## [EXERCISE]
Show every line in the records below that contains the word "name".

## [Records that describe figures]
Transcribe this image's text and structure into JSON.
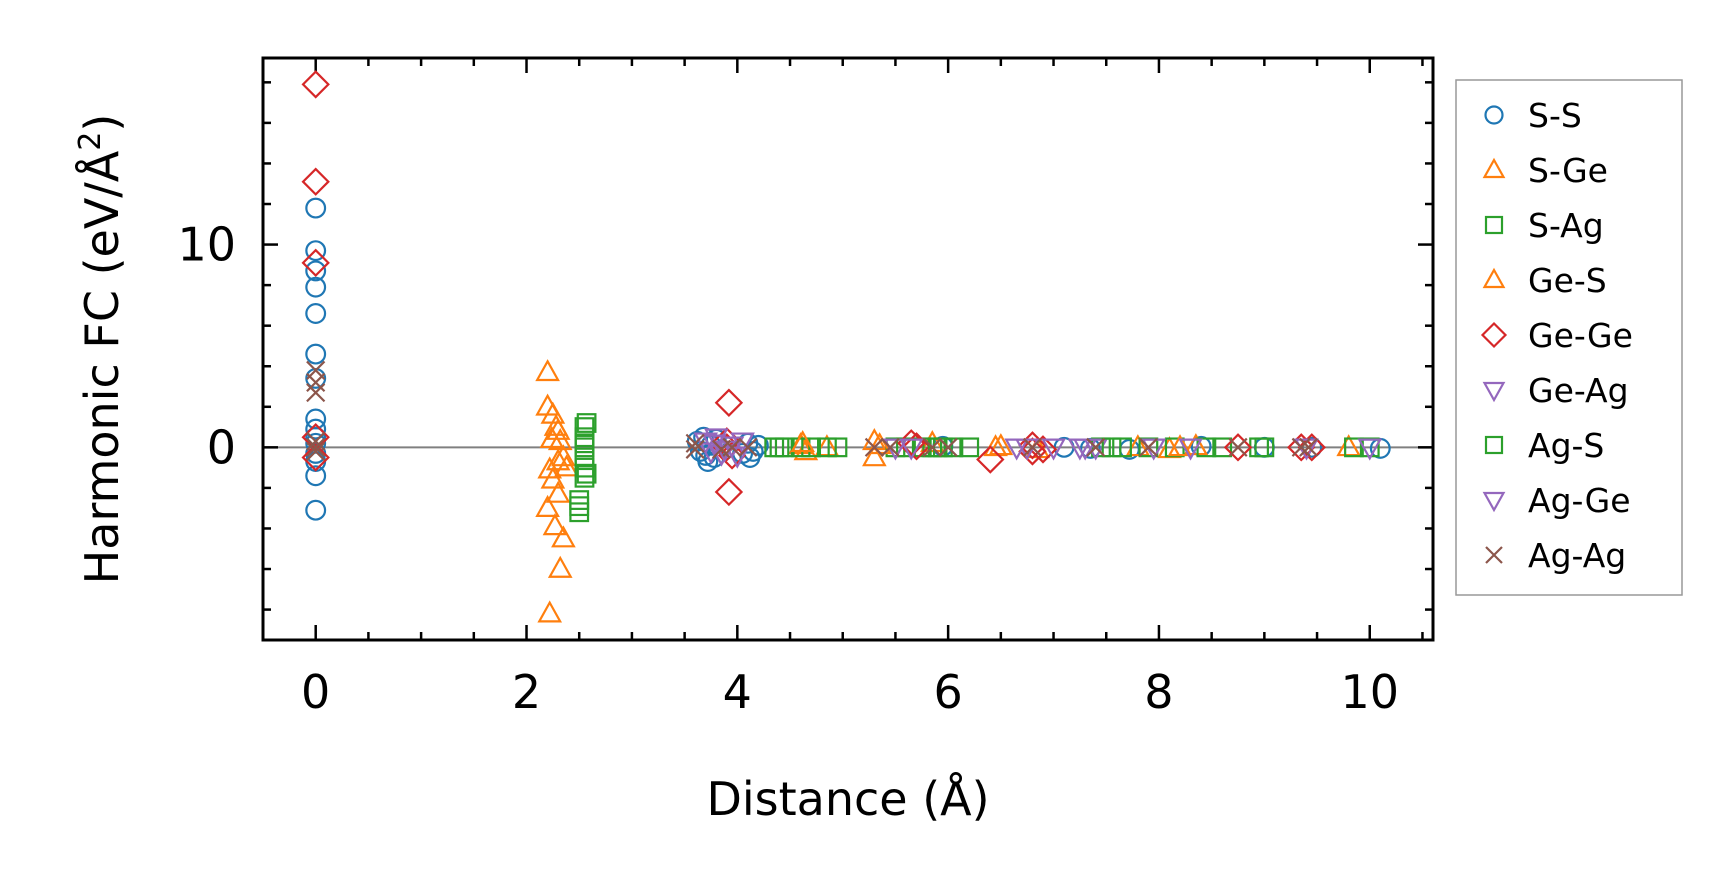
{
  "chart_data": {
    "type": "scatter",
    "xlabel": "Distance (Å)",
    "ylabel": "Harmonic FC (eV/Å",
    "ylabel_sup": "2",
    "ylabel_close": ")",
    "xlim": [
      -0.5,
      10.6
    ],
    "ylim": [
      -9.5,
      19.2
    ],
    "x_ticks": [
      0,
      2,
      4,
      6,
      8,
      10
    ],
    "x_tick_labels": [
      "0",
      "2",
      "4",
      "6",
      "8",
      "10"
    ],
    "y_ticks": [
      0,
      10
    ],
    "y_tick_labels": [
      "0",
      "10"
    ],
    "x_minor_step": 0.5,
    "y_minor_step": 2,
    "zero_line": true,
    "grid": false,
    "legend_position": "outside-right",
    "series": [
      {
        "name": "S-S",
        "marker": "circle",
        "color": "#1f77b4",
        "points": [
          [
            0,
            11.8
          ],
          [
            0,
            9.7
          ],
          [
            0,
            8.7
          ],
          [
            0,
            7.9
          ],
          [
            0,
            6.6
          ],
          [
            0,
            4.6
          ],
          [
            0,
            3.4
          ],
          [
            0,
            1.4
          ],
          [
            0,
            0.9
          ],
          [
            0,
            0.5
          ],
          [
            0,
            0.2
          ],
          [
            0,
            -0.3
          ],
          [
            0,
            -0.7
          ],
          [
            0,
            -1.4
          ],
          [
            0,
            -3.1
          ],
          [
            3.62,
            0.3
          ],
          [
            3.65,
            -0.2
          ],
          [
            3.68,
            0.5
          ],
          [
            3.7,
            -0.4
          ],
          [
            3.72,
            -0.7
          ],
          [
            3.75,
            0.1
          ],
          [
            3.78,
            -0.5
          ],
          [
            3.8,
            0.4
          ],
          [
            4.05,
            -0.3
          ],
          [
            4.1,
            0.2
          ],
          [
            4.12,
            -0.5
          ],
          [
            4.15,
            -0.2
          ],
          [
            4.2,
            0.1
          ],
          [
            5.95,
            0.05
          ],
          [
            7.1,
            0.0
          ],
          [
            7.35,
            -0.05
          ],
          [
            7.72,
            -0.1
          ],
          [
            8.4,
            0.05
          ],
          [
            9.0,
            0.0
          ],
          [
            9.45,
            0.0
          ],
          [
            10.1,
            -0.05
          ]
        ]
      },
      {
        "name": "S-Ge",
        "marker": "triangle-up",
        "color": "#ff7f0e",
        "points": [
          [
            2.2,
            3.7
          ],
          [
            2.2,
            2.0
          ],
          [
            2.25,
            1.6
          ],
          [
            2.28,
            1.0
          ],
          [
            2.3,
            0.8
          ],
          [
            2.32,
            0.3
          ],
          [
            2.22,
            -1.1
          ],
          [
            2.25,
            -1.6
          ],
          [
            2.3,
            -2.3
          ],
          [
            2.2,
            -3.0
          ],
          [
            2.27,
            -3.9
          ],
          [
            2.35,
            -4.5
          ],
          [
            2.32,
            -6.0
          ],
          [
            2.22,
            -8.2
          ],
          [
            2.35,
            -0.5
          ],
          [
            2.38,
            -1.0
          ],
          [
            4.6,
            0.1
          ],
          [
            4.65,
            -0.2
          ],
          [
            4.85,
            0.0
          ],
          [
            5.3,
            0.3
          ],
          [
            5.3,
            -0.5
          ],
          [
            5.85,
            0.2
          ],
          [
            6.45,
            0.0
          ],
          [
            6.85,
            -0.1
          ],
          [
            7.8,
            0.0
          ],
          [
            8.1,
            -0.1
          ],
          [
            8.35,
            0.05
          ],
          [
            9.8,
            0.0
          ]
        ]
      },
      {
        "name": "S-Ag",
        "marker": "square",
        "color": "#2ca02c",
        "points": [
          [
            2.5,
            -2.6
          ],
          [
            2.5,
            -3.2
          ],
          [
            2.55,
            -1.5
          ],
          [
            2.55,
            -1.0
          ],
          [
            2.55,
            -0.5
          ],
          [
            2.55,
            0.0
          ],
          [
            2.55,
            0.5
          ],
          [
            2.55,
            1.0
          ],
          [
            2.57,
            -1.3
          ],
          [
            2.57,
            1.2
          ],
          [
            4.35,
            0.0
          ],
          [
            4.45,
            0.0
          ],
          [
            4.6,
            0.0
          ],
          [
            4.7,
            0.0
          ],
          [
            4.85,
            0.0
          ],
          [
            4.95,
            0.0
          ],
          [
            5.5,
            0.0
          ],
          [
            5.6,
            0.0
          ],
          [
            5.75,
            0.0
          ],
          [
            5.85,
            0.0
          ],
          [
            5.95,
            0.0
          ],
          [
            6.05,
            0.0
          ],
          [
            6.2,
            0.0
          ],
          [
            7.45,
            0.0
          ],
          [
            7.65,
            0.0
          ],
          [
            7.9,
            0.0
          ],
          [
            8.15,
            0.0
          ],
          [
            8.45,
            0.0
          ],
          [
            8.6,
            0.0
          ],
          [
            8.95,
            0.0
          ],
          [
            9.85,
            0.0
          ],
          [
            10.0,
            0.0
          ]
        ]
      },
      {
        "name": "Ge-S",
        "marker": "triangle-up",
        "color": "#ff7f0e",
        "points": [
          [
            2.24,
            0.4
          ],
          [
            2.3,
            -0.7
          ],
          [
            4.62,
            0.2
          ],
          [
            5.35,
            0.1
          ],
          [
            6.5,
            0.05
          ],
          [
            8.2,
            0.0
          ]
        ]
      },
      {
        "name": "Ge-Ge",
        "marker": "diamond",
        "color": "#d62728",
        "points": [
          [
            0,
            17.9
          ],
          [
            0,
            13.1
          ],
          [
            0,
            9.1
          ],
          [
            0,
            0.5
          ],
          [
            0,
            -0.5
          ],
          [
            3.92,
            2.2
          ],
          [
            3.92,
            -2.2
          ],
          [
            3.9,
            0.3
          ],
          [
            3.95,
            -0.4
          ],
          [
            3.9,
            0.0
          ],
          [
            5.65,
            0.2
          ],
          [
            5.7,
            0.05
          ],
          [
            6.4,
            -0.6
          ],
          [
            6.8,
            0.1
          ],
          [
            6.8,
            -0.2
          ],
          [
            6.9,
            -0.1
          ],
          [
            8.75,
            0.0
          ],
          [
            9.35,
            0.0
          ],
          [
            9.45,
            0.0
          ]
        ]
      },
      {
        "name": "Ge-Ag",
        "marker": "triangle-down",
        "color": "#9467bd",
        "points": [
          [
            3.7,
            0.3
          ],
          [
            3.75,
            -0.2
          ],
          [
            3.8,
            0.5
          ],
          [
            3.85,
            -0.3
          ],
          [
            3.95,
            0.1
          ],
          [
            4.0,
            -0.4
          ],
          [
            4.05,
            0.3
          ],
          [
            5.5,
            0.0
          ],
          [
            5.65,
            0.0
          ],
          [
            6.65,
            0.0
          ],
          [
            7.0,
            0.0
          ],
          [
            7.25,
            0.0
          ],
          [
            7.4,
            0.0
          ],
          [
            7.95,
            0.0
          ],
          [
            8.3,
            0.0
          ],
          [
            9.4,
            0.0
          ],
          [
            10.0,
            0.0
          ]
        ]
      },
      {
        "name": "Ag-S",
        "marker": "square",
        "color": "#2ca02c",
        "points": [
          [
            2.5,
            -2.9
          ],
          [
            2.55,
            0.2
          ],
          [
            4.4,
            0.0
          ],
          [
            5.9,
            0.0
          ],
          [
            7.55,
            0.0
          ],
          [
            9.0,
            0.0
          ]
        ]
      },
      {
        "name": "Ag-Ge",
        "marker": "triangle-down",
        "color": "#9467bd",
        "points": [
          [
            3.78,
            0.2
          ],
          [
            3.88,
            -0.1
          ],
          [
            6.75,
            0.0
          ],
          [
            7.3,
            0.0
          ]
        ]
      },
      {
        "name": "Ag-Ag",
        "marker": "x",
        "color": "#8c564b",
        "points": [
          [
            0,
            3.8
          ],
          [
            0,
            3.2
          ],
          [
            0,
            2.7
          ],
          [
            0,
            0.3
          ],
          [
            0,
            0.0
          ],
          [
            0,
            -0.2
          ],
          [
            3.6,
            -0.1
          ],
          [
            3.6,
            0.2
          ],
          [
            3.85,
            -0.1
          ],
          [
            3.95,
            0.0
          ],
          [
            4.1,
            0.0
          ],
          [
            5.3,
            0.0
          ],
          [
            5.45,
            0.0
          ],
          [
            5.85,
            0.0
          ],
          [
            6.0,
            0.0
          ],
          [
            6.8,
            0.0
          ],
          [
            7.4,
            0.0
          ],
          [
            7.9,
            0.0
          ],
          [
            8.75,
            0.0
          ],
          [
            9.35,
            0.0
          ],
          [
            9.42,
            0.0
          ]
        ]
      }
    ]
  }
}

## [RESULT FOR THIS TASK]
        "name": "S-S",
        "name": "S-Ge",
        "name": "S-Ag",
        "name": "Ge-S",
        "name": "Ge-Ge",
        "name": "Ge-Ag",
        "name": "Ag-S",
        "name": "Ag-Ge",
        "name": "Ag-Ag",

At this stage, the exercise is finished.